Records that describe figures:
==============================

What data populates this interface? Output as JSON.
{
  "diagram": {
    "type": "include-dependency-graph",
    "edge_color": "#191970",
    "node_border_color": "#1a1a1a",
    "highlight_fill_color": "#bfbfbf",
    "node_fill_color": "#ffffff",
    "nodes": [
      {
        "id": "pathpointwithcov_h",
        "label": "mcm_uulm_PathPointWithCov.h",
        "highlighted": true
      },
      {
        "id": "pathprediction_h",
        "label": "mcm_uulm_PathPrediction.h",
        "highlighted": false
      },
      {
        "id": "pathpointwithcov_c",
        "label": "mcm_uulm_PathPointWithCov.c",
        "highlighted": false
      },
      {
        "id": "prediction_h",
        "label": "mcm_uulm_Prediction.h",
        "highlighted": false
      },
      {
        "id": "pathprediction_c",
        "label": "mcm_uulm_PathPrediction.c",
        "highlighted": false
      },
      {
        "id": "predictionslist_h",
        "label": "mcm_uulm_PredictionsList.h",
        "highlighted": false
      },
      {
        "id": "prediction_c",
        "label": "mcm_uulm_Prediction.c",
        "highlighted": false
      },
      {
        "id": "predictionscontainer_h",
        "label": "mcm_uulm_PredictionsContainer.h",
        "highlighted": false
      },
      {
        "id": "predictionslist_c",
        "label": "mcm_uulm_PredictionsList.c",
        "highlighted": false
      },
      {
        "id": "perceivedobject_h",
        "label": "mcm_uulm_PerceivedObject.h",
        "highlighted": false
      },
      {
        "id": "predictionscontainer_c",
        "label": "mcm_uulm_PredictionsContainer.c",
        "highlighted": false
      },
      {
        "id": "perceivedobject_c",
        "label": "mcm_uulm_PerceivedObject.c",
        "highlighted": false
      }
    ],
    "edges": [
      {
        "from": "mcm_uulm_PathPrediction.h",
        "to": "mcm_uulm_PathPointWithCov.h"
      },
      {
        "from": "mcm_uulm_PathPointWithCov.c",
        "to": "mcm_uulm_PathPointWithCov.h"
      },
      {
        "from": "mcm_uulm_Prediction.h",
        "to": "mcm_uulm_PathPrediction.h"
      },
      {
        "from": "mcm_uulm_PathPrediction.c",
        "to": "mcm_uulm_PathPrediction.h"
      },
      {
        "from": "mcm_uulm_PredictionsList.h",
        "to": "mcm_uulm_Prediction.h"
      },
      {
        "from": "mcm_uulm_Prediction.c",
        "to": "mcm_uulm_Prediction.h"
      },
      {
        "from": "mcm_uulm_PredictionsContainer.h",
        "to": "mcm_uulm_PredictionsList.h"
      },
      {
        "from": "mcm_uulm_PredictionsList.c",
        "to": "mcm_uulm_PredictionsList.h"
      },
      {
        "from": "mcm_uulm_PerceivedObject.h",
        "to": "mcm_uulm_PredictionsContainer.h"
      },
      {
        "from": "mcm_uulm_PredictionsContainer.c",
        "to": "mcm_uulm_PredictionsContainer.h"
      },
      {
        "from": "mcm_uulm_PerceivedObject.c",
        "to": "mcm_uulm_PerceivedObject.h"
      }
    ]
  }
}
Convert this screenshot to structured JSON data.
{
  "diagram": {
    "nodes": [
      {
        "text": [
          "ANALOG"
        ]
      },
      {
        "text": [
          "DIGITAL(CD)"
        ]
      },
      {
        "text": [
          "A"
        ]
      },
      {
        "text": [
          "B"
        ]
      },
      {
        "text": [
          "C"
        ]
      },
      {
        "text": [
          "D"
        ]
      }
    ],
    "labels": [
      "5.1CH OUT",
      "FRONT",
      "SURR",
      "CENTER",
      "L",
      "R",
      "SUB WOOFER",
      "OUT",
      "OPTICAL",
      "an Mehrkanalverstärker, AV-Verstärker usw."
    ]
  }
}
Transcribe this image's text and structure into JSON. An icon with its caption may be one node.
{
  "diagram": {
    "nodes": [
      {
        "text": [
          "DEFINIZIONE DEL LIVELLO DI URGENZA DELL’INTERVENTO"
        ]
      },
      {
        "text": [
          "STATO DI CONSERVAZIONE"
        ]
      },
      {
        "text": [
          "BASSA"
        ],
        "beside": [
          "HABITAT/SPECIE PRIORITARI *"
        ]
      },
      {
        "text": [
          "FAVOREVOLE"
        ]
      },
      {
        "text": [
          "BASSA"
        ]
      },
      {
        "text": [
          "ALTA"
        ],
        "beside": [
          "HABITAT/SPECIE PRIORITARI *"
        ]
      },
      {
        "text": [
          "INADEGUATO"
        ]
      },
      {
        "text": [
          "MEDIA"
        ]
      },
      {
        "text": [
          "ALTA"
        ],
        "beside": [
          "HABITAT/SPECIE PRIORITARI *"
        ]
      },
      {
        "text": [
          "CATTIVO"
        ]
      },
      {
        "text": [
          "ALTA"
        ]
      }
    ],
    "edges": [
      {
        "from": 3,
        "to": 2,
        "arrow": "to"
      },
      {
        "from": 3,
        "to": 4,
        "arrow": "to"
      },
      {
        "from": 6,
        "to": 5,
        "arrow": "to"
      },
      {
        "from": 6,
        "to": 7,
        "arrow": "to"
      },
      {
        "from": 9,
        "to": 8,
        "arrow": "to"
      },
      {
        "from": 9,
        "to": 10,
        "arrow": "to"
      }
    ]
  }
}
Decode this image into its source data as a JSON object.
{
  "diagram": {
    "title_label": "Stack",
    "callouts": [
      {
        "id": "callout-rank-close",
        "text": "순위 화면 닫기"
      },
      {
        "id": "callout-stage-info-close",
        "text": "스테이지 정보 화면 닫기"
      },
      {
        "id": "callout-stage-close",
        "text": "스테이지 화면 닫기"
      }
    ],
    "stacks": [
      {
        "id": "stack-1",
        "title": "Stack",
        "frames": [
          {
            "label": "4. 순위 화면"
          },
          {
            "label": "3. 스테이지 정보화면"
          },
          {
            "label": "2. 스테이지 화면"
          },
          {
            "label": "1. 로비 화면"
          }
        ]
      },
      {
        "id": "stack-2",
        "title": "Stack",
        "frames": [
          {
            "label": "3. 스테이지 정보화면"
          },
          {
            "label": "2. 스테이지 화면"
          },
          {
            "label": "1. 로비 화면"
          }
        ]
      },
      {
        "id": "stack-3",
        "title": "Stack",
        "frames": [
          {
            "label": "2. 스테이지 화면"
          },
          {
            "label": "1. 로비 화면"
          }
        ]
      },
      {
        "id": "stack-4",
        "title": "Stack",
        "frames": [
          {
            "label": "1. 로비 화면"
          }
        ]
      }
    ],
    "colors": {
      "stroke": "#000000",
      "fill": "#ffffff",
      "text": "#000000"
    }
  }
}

==============================

Extract every line above exactly as it stands.

What data populates this interface? Output as JSON.
{
  "diagram": {
    "type": "include-dependency-graph",
    "edge_color": "#191970",
    "node_border_color": "#1a1a1a",
    "highlight_fill_color": "#bfbfbf",
    "node_fill_color": "#ffffff",
    "nodes": [
      {
        "id": "pathpointwithcov_h",
        "label": "mcm_uulm_PathPointWithCov.h",
        "highlighted": true
      },
      {
        "id": "pathprediction_h",
        "label": "mcm_uulm_PathPrediction.h",
        "highlighted": false
      },
      {
        "id": "pathpointwithcov_c",
        "label": "mcm_uulm_PathPointWithCov.c",
        "highlighted": false
      },
      {
        "id": "prediction_h",
        "label": "mcm_uulm_Prediction.h",
        "highlighted": false
      },
      {
        "id": "pathprediction_c",
        "label": "mcm_uulm_PathPrediction.c",
        "highlighted": false
      },
      {
        "id": "predictionslist_h",
        "label": "mcm_uulm_PredictionsList.h",
        "highlighted": false
      },
      {
        "id": "prediction_c",
        "label": "mcm_uulm_Prediction.c",
        "highlighted": false
      },
      {
        "id": "predictionscontainer_h",
        "label": "mcm_uulm_PredictionsContainer.h",
        "highlighted": false
      },
      {
        "id": "predictionslist_c",
        "label": "mcm_uulm_PredictionsList.c",
        "highlighted": false
      },
      {
        "id": "perceivedobject_h",
        "label": "mcm_uulm_PerceivedObject.h",
        "highlighted": false
      },
      {
        "id": "predictionscontainer_c",
        "label": "mcm_uulm_PredictionsContainer.c",
        "highlighted": false
      },
      {
        "id": "perceivedobject_c",
        "label": "mcm_uulm_PerceivedObject.c",
        "highlighted": false
      }
    ],
    "edges": [
      {
        "from": "mcm_uulm_PathPrediction.h",
        "to": "mcm_uulm_PathPointWithCov.h"
      },
      {
        "from": "mcm_uulm_PathPointWithCov.c",
        "to": "mcm_uulm_PathPointWithCov.h"
      },
      {
        "from": "mcm_uulm_Prediction.h",
        "to": "mcm_uulm_PathPrediction.h"
      },
      {
        "from": "mcm_uulm_PathPrediction.c",
        "to": "mcm_uulm_PathPrediction.h"
      },
      {
        "from": "mcm_uulm_PredictionsList.h",
        "to": "mcm_uulm_Prediction.h"
      },
      {
        "from": "mcm_uulm_Prediction.c",
        "to": "mcm_uulm_Prediction.h"
      },
      {
        "from": "mcm_uulm_PredictionsContainer.h",
        "to": "mcm_uulm_PredictionsList.h"
      },
      {
        "from": "mcm_uulm_PredictionsList.c",
        "to": "mcm_uulm_PredictionsList.h"
      },
      {
        "from": "mcm_uulm_PerceivedObject.h",
        "to": "mcm_uulm_PredictionsContainer.h"
      },
      {
        "from": "mcm_uulm_PredictionsContainer.c",
        "to": "mcm_uulm_PredictionsContainer.h"
      },
      {
        "from": "mcm_uulm_PerceivedObject.c",
        "to": "mcm_uulm_PerceivedObject.h"
      }
    ]
  }
}
Convert this screenshot to structured JSON data.
{
  "diagram": {
    "nodes": [
      {
        "text": [
          "ANALOG"
        ]
      },
      {
        "text": [
          "DIGITAL(CD)"
        ]
      },
      {
        "text": [
          "A"
        ]
      },
      {
        "text": [
          "B"
        ]
      },
      {
        "text": [
          "C"
        ]
      },
      {
        "text": [
          "D"
        ]
      }
    ],
    "labels": [
      "5.1CH OUT",
      "FRONT",
      "SURR",
      "CENTER",
      "L",
      "R",
      "SUB WOOFER",
      "OUT",
      "OPTICAL",
      "an Mehrkanalverstärker, AV-Verstärker usw."
    ]
  }
}
Transcribe this image's text and structure into JSON. An icon with its caption may be one node.
{
  "diagram": {
    "nodes": [
      {
        "text": [
          "DEFINIZIONE DEL LIVELLO DI URGENZA DELL’INTERVENTO"
        ]
      },
      {
        "text": [
          "STATO DI CONSERVAZIONE"
        ]
      },
      {
        "text": [
          "BASSA"
        ],
        "beside": [
          "HABITAT/SPECIE PRIORITARI *"
        ]
      },
      {
        "text": [
          "FAVOREVOLE"
        ]
      },
      {
        "text": [
          "BASSA"
        ]
      },
      {
        "text": [
          "ALTA"
        ],
        "beside": [
          "HABITAT/SPECIE PRIORITARI *"
        ]
      },
      {
        "text": [
          "INADEGUATO"
        ]
      },
      {
        "text": [
          "MEDIA"
        ]
      },
      {
        "text": [
          "ALTA"
        ],
        "beside": [
          "HABITAT/SPECIE PRIORITARI *"
        ]
      },
      {
        "text": [
          "CATTIVO"
        ]
      },
      {
        "text": [
          "ALTA"
        ]
      }
    ],
    "edges": [
      {
        "from": 3,
        "to": 2,
        "arrow": "to"
      },
      {
        "from": 3,
        "to": 4,
        "arrow": "to"
      },
      {
        "from": 6,
        "to": 5,
        "arrow": "to"
      },
      {
        "from": 6,
        "to": 7,
        "arrow": "to"
      },
      {
        "from": 9,
        "to": 8,
        "arrow": "to"
      },
      {
        "from": 9,
        "to": 10,
        "arrow": "to"
      }
    ]
  }
}
Decode this image into its source data as a JSON object.
{
  "diagram": {
    "title_label": "Stack",
    "callouts": [
      {
        "id": "callout-rank-close",
        "text": "순위 화면 닫기"
      },
      {
        "id": "callout-stage-info-close",
        "text": "스테이지 정보 화면 닫기"
      },
      {
        "id": "callout-stage-close",
        "text": "스테이지 화면 닫기"
      }
    ],
    "stacks": [
      {
        "id": "stack-1",
        "title": "Stack",
        "frames": [
          {
            "label": "4. 순위 화면"
          },
          {
            "label": "3. 스테이지 정보화면"
          },
          {
            "label": "2. 스테이지 화면"
          },
          {
            "label": "1. 로비 화면"
          }
        ]
      },
      {
        "id": "stack-2",
        "title": "Stack",
        "frames": [
          {
            "label": "3. 스테이지 정보화면"
          },
          {
            "label": "2. 스테이지 화면"
          },
          {
            "label": "1. 로비 화면"
          }
        ]
      },
      {
        "id": "stack-3",
        "title": "Stack",
        "frames": [
          {
            "label": "2. 스테이지 화면"
          },
          {
            "label": "1. 로비 화면"
          }
        ]
      },
      {
        "id": "stack-4",
        "title": "Stack",
        "frames": [
          {
            "label": "1. 로비 화면"
          }
        ]
      }
    ],
    "colors": {
      "stroke": "#000000",
      "fill": "#ffffff",
      "text": "#000000"
    }
  }
}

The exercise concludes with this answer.